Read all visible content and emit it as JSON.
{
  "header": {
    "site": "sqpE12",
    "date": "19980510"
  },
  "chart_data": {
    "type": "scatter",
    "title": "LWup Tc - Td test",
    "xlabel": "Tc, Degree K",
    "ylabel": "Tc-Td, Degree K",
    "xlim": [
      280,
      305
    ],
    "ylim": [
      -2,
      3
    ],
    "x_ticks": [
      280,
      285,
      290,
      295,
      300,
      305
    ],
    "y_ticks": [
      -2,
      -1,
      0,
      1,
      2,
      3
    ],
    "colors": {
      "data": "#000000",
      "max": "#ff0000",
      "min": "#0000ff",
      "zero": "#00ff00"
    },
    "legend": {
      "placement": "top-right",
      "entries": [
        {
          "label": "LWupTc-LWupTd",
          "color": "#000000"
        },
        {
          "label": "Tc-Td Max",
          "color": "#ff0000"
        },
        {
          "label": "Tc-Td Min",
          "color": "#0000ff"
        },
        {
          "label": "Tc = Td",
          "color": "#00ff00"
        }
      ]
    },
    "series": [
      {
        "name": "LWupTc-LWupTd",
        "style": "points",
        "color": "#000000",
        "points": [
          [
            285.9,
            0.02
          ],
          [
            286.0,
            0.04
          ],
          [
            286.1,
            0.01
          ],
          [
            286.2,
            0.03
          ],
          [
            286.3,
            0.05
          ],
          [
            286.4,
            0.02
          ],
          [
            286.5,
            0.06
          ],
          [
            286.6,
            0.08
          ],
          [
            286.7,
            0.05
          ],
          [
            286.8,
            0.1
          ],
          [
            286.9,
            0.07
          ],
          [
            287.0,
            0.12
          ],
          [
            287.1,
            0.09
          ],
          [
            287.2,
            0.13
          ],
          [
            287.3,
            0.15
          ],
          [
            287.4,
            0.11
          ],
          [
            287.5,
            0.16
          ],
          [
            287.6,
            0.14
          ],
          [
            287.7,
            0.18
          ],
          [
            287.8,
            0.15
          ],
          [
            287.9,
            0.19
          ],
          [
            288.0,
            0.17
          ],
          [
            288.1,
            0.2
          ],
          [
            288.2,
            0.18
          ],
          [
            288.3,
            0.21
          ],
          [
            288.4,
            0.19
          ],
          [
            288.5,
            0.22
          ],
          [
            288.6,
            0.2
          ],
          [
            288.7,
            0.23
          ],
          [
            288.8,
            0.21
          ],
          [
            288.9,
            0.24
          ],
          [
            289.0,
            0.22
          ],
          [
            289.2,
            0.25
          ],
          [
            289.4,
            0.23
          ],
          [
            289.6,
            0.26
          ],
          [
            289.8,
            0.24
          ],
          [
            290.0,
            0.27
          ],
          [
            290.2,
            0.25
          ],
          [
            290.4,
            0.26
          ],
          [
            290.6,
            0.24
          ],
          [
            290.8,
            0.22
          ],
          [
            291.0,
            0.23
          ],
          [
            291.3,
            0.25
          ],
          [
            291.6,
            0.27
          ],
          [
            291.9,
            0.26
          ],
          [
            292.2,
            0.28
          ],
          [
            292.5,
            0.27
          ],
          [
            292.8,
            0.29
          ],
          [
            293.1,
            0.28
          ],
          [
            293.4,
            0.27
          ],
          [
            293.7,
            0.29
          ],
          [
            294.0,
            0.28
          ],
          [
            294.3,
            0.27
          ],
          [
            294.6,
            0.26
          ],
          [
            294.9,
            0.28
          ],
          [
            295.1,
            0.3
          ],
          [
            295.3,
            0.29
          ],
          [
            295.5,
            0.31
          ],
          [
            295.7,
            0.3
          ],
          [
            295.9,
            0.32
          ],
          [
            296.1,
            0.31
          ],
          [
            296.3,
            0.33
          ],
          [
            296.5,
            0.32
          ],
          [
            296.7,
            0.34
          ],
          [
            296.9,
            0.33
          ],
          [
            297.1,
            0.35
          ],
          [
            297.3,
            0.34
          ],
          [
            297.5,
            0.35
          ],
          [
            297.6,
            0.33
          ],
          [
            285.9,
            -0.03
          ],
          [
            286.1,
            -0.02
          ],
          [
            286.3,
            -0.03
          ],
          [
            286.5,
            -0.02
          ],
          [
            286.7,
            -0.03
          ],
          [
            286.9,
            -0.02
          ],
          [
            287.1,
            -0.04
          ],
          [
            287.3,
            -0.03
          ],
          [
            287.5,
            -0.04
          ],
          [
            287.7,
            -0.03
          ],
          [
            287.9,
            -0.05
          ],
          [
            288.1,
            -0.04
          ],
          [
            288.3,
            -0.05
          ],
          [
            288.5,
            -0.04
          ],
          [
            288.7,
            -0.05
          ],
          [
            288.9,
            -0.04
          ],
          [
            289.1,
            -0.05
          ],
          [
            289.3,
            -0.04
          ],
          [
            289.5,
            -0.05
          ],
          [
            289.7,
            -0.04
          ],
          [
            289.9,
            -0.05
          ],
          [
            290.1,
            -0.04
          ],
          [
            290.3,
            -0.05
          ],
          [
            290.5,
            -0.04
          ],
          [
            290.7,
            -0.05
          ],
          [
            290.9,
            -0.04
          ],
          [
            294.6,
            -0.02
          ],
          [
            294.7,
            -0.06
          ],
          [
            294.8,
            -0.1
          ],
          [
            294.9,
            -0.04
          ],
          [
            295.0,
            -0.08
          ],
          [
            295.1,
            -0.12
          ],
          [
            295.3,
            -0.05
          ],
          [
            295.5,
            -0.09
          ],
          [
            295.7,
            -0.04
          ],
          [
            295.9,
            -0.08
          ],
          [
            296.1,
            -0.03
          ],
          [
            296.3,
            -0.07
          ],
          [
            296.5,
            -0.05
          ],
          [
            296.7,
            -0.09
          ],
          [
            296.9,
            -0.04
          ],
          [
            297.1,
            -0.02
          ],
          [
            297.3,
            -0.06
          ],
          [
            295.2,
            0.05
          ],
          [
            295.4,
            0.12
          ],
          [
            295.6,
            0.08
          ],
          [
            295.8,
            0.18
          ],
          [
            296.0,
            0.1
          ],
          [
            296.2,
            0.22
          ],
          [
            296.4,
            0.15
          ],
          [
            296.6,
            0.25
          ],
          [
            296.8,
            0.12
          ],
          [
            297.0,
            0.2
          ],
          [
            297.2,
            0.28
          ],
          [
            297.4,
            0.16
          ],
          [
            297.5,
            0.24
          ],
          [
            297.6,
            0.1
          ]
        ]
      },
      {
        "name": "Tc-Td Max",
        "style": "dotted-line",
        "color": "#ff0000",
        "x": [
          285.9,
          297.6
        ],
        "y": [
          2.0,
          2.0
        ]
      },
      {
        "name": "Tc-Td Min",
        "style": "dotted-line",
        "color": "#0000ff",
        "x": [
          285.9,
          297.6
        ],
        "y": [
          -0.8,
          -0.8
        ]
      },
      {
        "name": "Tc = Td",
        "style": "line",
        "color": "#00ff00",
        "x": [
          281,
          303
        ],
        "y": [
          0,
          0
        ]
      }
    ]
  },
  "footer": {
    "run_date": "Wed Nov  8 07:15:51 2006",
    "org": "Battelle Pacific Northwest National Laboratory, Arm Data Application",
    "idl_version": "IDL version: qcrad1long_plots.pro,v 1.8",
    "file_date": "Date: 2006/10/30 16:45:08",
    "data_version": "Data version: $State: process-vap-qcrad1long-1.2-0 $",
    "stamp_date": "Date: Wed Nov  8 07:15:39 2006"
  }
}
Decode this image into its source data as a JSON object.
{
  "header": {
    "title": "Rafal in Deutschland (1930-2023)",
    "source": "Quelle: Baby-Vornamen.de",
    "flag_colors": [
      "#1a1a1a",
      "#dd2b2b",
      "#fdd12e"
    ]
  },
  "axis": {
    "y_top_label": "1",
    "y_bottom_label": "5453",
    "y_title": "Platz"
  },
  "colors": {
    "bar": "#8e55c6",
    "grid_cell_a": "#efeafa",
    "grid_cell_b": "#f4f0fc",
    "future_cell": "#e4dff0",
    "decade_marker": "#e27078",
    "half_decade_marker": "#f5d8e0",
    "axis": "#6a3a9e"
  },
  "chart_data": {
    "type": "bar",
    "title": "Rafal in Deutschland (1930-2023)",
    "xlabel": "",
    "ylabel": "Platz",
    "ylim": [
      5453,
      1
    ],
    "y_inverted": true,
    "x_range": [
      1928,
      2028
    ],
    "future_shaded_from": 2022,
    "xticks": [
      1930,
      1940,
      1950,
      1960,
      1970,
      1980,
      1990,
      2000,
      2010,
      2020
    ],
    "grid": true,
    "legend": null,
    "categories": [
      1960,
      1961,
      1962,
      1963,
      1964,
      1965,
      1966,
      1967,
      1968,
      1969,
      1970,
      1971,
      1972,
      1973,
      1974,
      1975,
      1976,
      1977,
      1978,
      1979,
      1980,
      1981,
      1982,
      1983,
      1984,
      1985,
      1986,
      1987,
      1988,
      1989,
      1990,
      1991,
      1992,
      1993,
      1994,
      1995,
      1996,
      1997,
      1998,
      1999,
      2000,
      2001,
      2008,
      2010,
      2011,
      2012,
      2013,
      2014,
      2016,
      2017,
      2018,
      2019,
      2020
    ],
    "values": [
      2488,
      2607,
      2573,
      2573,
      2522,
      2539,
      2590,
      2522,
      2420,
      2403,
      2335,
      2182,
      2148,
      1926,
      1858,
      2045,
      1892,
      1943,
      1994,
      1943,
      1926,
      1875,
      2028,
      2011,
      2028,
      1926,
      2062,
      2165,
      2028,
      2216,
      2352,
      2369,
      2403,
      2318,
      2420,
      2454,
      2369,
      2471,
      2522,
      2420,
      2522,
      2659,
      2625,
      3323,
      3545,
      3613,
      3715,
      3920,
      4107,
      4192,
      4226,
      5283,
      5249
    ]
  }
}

* [SHORT PROBLEM]
Go through the data above and find the lines with the word "style". Copy each of those lines.

* [COMPLETED TASK]
        "style": "points",
        "style": "dotted-line",
        "style": "dotted-line",
        "style": "line",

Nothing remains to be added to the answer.